- [EXTRACTED INFORMATION]:
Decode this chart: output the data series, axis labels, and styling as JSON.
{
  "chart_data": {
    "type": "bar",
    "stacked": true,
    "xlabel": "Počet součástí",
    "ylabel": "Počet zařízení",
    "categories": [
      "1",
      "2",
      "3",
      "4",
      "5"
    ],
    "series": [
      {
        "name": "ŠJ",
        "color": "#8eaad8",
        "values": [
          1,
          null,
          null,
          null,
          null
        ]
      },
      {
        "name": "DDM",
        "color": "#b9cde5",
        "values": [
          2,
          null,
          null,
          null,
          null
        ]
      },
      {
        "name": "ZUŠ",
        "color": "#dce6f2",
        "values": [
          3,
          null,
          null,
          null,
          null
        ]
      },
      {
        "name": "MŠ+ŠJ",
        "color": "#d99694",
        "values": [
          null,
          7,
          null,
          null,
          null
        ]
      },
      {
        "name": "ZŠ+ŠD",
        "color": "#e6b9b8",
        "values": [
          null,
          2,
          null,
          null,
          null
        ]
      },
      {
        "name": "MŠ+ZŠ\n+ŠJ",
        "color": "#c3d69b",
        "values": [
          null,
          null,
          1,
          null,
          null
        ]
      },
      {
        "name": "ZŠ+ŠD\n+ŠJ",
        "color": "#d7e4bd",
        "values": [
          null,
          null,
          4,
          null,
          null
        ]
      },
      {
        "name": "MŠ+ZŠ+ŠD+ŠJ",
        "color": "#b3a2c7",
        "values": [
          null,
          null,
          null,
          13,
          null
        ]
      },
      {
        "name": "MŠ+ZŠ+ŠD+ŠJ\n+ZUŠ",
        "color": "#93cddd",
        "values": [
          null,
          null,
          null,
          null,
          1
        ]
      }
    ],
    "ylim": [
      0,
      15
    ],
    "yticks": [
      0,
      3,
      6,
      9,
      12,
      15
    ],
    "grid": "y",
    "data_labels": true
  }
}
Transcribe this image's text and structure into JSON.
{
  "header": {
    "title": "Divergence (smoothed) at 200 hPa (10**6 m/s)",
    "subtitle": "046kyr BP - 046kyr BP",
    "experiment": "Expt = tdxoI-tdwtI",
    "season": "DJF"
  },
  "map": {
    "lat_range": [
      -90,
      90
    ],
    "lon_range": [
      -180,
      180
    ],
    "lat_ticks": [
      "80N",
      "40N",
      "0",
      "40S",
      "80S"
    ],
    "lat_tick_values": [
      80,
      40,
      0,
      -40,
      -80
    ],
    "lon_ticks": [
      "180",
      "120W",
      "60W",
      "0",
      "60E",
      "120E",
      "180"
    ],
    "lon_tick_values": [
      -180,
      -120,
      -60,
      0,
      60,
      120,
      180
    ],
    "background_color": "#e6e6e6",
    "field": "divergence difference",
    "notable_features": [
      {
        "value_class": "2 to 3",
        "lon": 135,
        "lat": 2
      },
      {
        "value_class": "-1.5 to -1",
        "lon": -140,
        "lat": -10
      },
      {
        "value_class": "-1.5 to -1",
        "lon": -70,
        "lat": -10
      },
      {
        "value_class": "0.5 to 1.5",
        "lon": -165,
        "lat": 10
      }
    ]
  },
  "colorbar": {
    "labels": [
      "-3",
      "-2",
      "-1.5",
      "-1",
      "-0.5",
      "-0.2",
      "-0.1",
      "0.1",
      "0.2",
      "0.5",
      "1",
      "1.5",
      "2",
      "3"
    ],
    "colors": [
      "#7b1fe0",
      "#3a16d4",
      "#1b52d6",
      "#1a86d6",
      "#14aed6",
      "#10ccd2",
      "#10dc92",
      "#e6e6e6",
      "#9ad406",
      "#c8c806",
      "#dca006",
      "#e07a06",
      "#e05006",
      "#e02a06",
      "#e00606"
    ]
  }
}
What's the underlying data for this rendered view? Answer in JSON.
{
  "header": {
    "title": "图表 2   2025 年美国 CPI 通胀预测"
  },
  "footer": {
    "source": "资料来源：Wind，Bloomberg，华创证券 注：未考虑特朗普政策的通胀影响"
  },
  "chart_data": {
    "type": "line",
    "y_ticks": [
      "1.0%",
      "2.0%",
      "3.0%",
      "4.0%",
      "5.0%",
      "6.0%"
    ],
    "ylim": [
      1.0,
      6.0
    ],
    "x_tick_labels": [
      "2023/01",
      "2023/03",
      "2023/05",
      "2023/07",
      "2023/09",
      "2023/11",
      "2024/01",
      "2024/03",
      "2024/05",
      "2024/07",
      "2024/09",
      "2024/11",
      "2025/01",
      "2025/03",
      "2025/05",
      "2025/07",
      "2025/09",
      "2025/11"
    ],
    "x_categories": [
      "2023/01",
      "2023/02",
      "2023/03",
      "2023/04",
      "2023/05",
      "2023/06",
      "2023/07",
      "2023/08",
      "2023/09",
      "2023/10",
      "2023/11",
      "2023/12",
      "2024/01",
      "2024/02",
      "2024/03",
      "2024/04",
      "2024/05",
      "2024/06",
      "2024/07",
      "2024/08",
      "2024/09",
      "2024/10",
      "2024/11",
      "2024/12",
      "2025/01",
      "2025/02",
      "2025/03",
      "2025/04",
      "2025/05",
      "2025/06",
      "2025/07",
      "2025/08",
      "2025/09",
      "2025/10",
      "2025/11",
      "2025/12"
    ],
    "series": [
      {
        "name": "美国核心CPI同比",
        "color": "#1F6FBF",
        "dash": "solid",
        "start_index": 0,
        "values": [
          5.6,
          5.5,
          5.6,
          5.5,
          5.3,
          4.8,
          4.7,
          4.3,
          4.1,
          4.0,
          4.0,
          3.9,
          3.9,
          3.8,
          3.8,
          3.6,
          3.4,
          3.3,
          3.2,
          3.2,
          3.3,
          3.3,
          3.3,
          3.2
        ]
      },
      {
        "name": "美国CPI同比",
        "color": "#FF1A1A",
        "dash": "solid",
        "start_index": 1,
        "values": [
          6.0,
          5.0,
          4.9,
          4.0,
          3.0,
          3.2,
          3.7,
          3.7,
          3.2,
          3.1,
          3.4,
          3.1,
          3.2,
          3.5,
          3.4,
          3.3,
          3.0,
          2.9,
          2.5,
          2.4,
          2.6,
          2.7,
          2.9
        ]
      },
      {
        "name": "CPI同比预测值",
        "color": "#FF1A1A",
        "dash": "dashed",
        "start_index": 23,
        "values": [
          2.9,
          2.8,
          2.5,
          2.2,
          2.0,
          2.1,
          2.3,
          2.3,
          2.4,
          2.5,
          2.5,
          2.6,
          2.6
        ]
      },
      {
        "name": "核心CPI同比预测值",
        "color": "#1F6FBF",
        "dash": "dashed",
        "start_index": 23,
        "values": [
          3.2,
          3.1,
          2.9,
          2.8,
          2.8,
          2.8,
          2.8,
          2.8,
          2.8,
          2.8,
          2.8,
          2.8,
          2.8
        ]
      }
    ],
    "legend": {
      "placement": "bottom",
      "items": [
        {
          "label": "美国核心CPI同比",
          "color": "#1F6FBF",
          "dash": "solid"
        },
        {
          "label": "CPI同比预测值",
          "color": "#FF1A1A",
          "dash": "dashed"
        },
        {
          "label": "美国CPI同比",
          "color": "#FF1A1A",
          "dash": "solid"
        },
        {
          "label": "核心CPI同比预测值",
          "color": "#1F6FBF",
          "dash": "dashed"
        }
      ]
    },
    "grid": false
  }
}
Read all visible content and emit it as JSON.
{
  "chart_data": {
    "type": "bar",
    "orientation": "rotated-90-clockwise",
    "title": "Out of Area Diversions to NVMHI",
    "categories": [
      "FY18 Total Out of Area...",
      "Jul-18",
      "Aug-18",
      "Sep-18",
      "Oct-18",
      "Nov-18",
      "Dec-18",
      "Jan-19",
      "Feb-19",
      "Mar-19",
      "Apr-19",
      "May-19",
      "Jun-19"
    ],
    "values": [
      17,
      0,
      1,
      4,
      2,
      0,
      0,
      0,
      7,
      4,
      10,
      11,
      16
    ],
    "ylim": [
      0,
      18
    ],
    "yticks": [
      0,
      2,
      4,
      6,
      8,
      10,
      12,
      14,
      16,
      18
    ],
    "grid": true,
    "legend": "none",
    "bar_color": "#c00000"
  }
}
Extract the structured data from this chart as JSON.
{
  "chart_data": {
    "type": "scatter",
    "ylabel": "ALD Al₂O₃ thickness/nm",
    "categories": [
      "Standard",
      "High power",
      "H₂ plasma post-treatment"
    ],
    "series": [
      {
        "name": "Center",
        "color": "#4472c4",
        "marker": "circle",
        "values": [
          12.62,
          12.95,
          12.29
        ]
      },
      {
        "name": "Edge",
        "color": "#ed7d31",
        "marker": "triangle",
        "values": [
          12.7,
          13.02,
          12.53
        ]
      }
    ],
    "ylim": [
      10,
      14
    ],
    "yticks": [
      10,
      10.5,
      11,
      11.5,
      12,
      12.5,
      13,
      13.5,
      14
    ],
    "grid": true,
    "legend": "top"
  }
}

- [TASK BRIEF]:
Above are lines of data; state how many of them contain the word "grid", with no other output.

- [ANSWER IN FULL]:
4